● Available data:
* BEGIN *

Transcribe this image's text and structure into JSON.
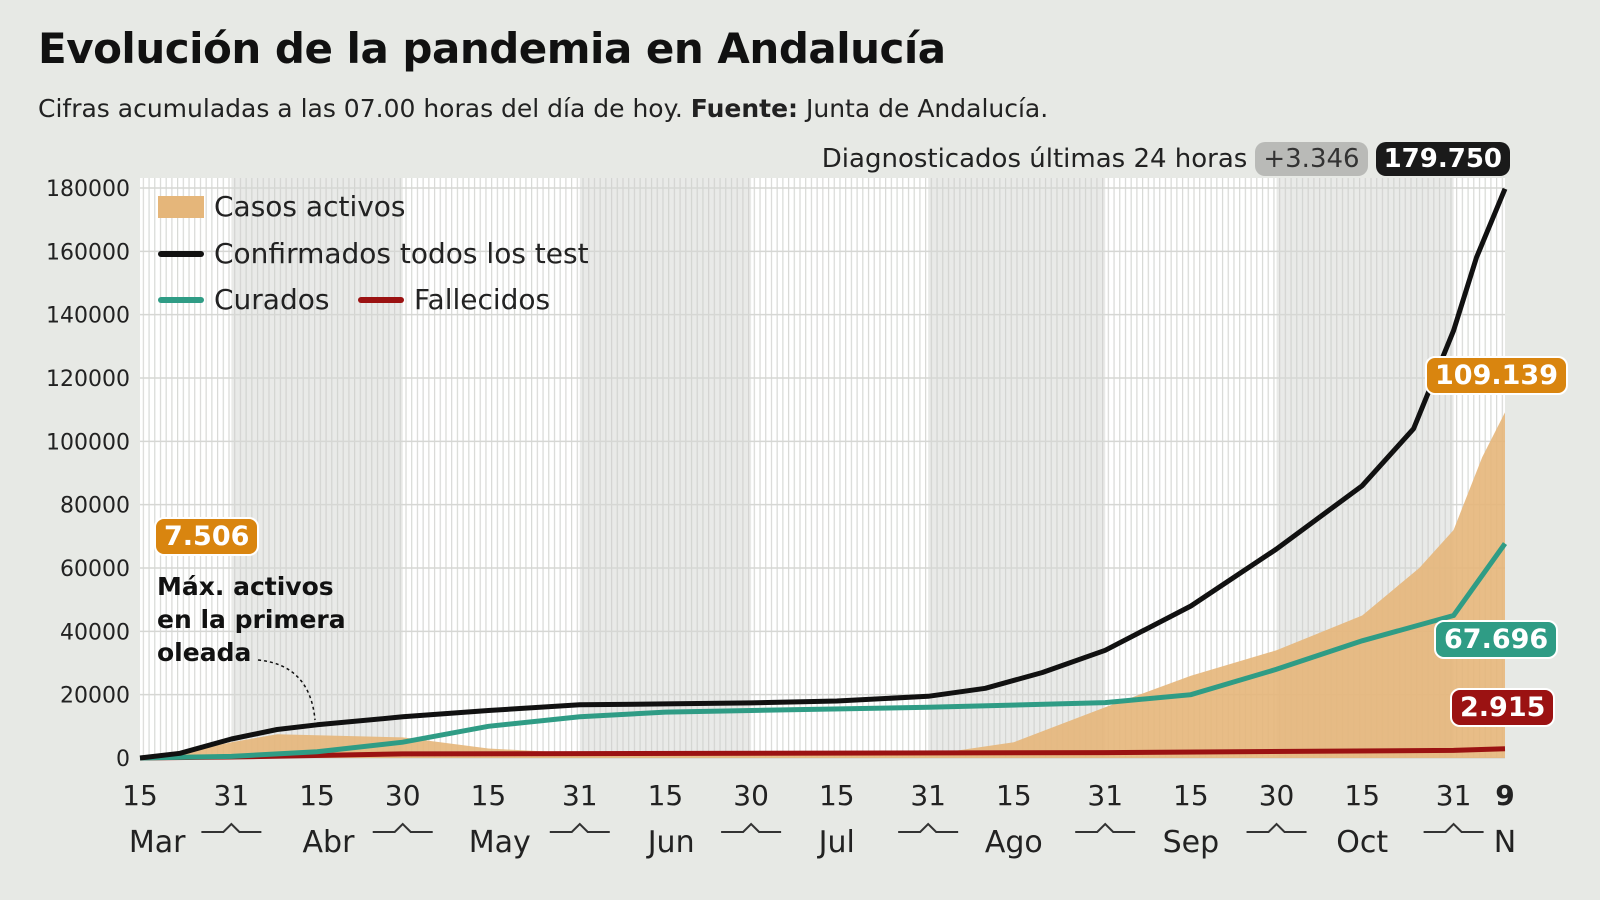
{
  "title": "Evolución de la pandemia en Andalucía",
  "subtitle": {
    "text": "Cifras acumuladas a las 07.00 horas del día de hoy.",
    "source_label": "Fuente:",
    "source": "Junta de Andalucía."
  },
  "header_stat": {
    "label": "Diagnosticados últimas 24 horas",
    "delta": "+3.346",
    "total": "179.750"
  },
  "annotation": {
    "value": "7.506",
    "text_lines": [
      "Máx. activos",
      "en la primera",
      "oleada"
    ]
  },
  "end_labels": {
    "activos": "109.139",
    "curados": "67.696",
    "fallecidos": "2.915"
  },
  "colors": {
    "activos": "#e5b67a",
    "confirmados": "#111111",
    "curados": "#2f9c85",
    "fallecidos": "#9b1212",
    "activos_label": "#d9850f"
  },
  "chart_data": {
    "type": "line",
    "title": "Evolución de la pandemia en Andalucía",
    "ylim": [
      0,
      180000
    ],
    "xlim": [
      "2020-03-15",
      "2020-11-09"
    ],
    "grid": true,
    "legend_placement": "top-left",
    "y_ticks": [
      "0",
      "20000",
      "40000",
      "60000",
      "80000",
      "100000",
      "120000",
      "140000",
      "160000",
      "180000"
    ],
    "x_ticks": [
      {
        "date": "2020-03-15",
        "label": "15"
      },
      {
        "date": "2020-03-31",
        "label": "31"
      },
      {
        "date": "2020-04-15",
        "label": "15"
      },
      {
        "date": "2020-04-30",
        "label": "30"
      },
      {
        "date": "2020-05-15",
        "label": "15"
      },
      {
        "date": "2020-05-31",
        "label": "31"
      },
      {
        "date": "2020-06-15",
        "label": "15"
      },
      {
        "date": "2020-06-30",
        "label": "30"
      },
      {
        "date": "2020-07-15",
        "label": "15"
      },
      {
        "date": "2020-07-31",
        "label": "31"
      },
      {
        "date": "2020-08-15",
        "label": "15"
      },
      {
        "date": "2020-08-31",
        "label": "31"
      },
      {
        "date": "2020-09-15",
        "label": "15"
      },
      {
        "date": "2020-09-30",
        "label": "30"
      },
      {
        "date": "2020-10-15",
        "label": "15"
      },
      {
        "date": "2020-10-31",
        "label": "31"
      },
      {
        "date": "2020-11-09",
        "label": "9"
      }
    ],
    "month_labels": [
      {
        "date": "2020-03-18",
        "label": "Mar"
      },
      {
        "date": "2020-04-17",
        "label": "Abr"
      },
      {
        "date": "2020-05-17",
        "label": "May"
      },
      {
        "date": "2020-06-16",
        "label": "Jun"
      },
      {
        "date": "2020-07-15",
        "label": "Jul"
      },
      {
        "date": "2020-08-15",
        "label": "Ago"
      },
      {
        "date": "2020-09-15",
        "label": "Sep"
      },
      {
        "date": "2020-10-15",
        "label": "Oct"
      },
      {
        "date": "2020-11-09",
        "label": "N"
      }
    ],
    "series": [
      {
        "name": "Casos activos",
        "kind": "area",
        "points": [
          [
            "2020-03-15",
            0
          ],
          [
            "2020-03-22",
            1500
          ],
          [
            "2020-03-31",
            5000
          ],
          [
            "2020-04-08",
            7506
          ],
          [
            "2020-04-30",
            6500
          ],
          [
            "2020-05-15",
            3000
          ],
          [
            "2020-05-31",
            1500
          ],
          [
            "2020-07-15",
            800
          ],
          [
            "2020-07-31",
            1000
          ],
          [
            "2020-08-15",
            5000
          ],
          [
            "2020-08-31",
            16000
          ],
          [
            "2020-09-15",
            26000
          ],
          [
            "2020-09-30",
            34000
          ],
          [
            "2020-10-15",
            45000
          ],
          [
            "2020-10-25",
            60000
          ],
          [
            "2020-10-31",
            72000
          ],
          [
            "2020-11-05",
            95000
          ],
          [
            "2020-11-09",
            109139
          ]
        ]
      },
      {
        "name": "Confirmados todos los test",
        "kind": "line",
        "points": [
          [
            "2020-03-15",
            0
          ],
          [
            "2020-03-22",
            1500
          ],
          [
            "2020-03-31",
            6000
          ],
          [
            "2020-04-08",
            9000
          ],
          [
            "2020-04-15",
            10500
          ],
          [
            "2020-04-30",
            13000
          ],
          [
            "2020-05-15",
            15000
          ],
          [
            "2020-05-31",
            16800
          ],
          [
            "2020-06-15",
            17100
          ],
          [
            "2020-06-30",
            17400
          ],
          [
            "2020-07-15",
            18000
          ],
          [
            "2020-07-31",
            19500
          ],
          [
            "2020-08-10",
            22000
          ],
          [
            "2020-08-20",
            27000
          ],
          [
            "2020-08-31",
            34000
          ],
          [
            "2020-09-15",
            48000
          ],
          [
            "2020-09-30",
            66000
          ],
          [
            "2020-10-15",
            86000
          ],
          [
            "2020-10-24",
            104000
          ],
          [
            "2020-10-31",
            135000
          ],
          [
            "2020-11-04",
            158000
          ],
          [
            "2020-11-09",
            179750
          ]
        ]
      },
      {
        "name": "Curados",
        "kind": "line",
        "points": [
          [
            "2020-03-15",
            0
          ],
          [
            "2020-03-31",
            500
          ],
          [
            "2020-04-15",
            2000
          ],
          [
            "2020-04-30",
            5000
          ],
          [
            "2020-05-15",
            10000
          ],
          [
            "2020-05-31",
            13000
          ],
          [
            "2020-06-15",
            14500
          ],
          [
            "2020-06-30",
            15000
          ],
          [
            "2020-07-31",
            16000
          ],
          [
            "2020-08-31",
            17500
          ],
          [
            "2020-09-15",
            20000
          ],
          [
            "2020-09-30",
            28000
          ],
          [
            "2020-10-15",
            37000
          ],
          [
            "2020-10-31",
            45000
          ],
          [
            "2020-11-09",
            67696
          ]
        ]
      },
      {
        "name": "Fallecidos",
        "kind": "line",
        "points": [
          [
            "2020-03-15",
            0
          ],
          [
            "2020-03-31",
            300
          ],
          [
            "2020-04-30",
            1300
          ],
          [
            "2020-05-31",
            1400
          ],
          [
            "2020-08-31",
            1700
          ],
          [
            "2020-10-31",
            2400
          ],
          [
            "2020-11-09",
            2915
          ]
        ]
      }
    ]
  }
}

* END *

● Exercise instructions: Copy the whole of the material above exactly, but not its images.

● Task solution:
Transcribe this image's text and structure into JSON.
{
  "title": "Evolución de la pandemia en Andalucía",
  "subtitle": {
    "text": "Cifras acumuladas a las 07.00 horas del día de hoy.",
    "source_label": "Fuente:",
    "source": "Junta de Andalucía."
  },
  "header_stat": {
    "label": "Diagnosticados últimas 24 horas",
    "delta": "+3.346",
    "total": "179.750"
  },
  "annotation": {
    "value": "7.506",
    "text_lines": [
      "Máx. activos",
      "en la primera",
      "oleada"
    ]
  },
  "end_labels": {
    "activos": "109.139",
    "curados": "67.696",
    "fallecidos": "2.915"
  },
  "colors": {
    "activos": "#e5b67a",
    "confirmados": "#111111",
    "curados": "#2f9c85",
    "fallecidos": "#9b1212",
    "activos_label": "#d9850f"
  },
  "chart_data": {
    "type": "line",
    "title": "Evolución de la pandemia en Andalucía",
    "ylim": [
      0,
      180000
    ],
    "xlim": [
      "2020-03-15",
      "2020-11-09"
    ],
    "grid": true,
    "legend_placement": "top-left",
    "y_ticks": [
      "0",
      "20000",
      "40000",
      "60000",
      "80000",
      "100000",
      "120000",
      "140000",
      "160000",
      "180000"
    ],
    "x_ticks": [
      {
        "date": "2020-03-15",
        "label": "15"
      },
      {
        "date": "2020-03-31",
        "label": "31"
      },
      {
        "date": "2020-04-15",
        "label": "15"
      },
      {
        "date": "2020-04-30",
        "label": "30"
      },
      {
        "date": "2020-05-15",
        "label": "15"
      },
      {
        "date": "2020-05-31",
        "label": "31"
      },
      {
        "date": "2020-06-15",
        "label": "15"
      },
      {
        "date": "2020-06-30",
        "label": "30"
      },
      {
        "date": "2020-07-15",
        "label": "15"
      },
      {
        "date": "2020-07-31",
        "label": "31"
      },
      {
        "date": "2020-08-15",
        "label": "15"
      },
      {
        "date": "2020-08-31",
        "label": "31"
      },
      {
        "date": "2020-09-15",
        "label": "15"
      },
      {
        "date": "2020-09-30",
        "label": "30"
      },
      {
        "date": "2020-10-15",
        "label": "15"
      },
      {
        "date": "2020-10-31",
        "label": "31"
      },
      {
        "date": "2020-11-09",
        "label": "9"
      }
    ],
    "month_labels": [
      {
        "date": "2020-03-18",
        "label": "Mar"
      },
      {
        "date": "2020-04-17",
        "label": "Abr"
      },
      {
        "date": "2020-05-17",
        "label": "May"
      },
      {
        "date": "2020-06-16",
        "label": "Jun"
      },
      {
        "date": "2020-07-15",
        "label": "Jul"
      },
      {
        "date": "2020-08-15",
        "label": "Ago"
      },
      {
        "date": "2020-09-15",
        "label": "Sep"
      },
      {
        "date": "2020-10-15",
        "label": "Oct"
      },
      {
        "date": "2020-11-09",
        "label": "N"
      }
    ],
    "series": [
      {
        "name": "Casos activos",
        "kind": "area",
        "points": [
          [
            "2020-03-15",
            0
          ],
          [
            "2020-03-22",
            1500
          ],
          [
            "2020-03-31",
            5000
          ],
          [
            "2020-04-08",
            7506
          ],
          [
            "2020-04-30",
            6500
          ],
          [
            "2020-05-15",
            3000
          ],
          [
            "2020-05-31",
            1500
          ],
          [
            "2020-07-15",
            800
          ],
          [
            "2020-07-31",
            1000
          ],
          [
            "2020-08-15",
            5000
          ],
          [
            "2020-08-31",
            16000
          ],
          [
            "2020-09-15",
            26000
          ],
          [
            "2020-09-30",
            34000
          ],
          [
            "2020-10-15",
            45000
          ],
          [
            "2020-10-25",
            60000
          ],
          [
            "2020-10-31",
            72000
          ],
          [
            "2020-11-05",
            95000
          ],
          [
            "2020-11-09",
            109139
          ]
        ]
      },
      {
        "name": "Confirmados todos los test",
        "kind": "line",
        "points": [
          [
            "2020-03-15",
            0
          ],
          [
            "2020-03-22",
            1500
          ],
          [
            "2020-03-31",
            6000
          ],
          [
            "2020-04-08",
            9000
          ],
          [
            "2020-04-15",
            10500
          ],
          [
            "2020-04-30",
            13000
          ],
          [
            "2020-05-15",
            15000
          ],
          [
            "2020-05-31",
            16800
          ],
          [
            "2020-06-15",
            17100
          ],
          [
            "2020-06-30",
            17400
          ],
          [
            "2020-07-15",
            18000
          ],
          [
            "2020-07-31",
            19500
          ],
          [
            "2020-08-10",
            22000
          ],
          [
            "2020-08-20",
            27000
          ],
          [
            "2020-08-31",
            34000
          ],
          [
            "2020-09-15",
            48000
          ],
          [
            "2020-09-30",
            66000
          ],
          [
            "2020-10-15",
            86000
          ],
          [
            "2020-10-24",
            104000
          ],
          [
            "2020-10-31",
            135000
          ],
          [
            "2020-11-04",
            158000
          ],
          [
            "2020-11-09",
            179750
          ]
        ]
      },
      {
        "name": "Curados",
        "kind": "line",
        "points": [
          [
            "2020-03-15",
            0
          ],
          [
            "2020-03-31",
            500
          ],
          [
            "2020-04-15",
            2000
          ],
          [
            "2020-04-30",
            5000
          ],
          [
            "2020-05-15",
            10000
          ],
          [
            "2020-05-31",
            13000
          ],
          [
            "2020-06-15",
            14500
          ],
          [
            "2020-06-30",
            15000
          ],
          [
            "2020-07-31",
            16000
          ],
          [
            "2020-08-31",
            17500
          ],
          [
            "2020-09-15",
            20000
          ],
          [
            "2020-09-30",
            28000
          ],
          [
            "2020-10-15",
            37000
          ],
          [
            "2020-10-31",
            45000
          ],
          [
            "2020-11-09",
            67696
          ]
        ]
      },
      {
        "name": "Fallecidos",
        "kind": "line",
        "points": [
          [
            "2020-03-15",
            0
          ],
          [
            "2020-03-31",
            300
          ],
          [
            "2020-04-30",
            1300
          ],
          [
            "2020-05-31",
            1400
          ],
          [
            "2020-08-31",
            1700
          ],
          [
            "2020-10-31",
            2400
          ],
          [
            "2020-11-09",
            2915
          ]
        ]
      }
    ]
  }
}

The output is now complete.